### WHAT THE TASK ASKS
Your answer must consist solely of the number of lines that contain the word "text".

— BEGIN EXCERPTED RECORDS —

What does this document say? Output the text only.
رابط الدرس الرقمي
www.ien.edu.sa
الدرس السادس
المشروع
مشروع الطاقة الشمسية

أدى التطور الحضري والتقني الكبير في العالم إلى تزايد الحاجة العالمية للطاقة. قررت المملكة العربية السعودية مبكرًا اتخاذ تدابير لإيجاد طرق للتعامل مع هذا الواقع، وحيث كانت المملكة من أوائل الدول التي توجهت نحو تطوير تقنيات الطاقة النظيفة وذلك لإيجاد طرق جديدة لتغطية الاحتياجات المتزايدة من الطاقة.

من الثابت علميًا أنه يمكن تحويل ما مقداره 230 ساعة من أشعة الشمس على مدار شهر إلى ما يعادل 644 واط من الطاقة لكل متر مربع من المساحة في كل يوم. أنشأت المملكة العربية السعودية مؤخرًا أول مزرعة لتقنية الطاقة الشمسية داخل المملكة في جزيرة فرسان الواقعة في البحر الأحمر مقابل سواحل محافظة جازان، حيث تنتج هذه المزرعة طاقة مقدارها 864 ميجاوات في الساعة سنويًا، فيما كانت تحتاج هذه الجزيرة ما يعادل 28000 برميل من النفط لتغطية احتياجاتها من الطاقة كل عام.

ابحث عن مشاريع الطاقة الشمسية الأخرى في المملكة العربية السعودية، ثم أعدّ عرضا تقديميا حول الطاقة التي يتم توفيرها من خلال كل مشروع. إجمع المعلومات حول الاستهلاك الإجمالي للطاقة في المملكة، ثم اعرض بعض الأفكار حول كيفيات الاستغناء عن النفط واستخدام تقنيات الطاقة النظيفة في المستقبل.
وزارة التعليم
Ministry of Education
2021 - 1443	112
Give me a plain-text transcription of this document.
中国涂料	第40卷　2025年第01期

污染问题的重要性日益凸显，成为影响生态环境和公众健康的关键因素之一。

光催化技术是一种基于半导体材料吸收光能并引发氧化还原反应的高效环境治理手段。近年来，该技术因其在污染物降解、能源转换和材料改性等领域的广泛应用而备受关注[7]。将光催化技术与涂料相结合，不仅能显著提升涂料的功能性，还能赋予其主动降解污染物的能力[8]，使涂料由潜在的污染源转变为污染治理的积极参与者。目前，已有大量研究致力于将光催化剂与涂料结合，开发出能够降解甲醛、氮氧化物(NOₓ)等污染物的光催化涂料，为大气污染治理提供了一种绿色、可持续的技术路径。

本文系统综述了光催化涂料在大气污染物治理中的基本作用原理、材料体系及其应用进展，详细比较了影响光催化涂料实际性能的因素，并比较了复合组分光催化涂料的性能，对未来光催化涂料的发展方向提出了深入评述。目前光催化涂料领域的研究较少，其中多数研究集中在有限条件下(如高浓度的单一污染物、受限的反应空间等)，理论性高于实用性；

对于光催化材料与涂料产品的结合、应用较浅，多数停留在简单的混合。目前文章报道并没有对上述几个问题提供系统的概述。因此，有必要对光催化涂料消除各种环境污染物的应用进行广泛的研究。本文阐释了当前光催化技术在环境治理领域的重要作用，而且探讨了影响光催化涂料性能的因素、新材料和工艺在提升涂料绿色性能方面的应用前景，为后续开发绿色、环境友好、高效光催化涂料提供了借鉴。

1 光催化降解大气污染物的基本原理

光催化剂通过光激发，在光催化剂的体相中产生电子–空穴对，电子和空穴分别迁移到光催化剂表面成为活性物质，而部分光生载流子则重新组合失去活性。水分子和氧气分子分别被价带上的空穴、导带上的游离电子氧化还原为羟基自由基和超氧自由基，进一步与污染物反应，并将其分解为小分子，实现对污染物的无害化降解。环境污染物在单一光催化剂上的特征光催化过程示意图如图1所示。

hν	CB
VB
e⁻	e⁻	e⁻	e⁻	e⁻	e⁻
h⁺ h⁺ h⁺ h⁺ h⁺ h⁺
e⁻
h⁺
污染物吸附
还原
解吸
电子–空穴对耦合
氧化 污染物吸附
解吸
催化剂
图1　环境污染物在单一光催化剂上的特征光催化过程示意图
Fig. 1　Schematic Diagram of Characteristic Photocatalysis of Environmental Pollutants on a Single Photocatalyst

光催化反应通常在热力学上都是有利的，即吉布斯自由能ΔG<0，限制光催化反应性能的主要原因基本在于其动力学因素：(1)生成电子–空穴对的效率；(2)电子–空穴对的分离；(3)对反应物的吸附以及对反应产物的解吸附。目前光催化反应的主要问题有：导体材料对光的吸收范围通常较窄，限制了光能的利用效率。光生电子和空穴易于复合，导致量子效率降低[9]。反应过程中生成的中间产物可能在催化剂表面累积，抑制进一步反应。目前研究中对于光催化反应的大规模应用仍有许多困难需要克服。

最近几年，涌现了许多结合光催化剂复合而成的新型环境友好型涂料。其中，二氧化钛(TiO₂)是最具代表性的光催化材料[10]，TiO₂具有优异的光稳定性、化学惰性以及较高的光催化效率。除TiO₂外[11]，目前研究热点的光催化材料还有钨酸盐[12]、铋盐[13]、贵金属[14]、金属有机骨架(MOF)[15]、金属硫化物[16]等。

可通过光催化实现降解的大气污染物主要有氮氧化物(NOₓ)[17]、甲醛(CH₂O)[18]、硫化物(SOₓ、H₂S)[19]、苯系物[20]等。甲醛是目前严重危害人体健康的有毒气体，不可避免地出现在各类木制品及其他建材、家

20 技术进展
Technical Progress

— END EXCERPTED RECORDS —

### EXERCISE SOLUTION
2